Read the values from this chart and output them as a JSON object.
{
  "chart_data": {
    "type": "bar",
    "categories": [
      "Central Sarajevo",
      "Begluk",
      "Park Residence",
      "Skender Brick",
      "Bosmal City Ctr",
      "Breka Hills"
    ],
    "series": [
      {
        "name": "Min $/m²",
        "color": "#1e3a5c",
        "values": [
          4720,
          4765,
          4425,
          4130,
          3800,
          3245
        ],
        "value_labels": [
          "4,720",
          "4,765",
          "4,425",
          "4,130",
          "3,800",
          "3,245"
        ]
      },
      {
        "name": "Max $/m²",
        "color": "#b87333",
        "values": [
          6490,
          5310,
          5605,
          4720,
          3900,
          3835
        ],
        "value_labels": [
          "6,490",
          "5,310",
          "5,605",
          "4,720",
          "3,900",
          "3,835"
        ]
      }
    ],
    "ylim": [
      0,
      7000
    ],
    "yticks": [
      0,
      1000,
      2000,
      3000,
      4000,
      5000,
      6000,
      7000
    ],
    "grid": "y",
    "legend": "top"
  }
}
-- -- --
_What is expected_
Print the records once more, exactly as they were given.

_Completed exercise_
Read the values from this chart and output them as a JSON object.
{
  "chart_data": {
    "type": "bar",
    "categories": [
      "Central Sarajevo",
      "Begluk",
      "Park Residence",
      "Skender Brick",
      "Bosmal City Ctr",
      "Breka Hills"
    ],
    "series": [
      {
        "name": "Min $/m²",
        "color": "#1e3a5c",
        "values": [
          4720,
          4765,
          4425,
          4130,
          3800,
          3245
        ],
        "value_labels": [
          "4,720",
          "4,765",
          "4,425",
          "4,130",
          "3,800",
          "3,245"
        ]
      },
      {
        "name": "Max $/m²",
        "color": "#b87333",
        "values": [
          6490,
          5310,
          5605,
          4720,
          3900,
          3835
        ],
        "value_labels": [
          "6,490",
          "5,310",
          "5,605",
          "4,720",
          "3,900",
          "3,835"
        ]
      }
    ],
    "ylim": [
      0,
      7000
    ],
    "yticks": [
      0,
      1000,
      2000,
      3000,
      4000,
      5000,
      6000,
      7000
    ],
    "grid": "y",
    "legend": "top"
  }
}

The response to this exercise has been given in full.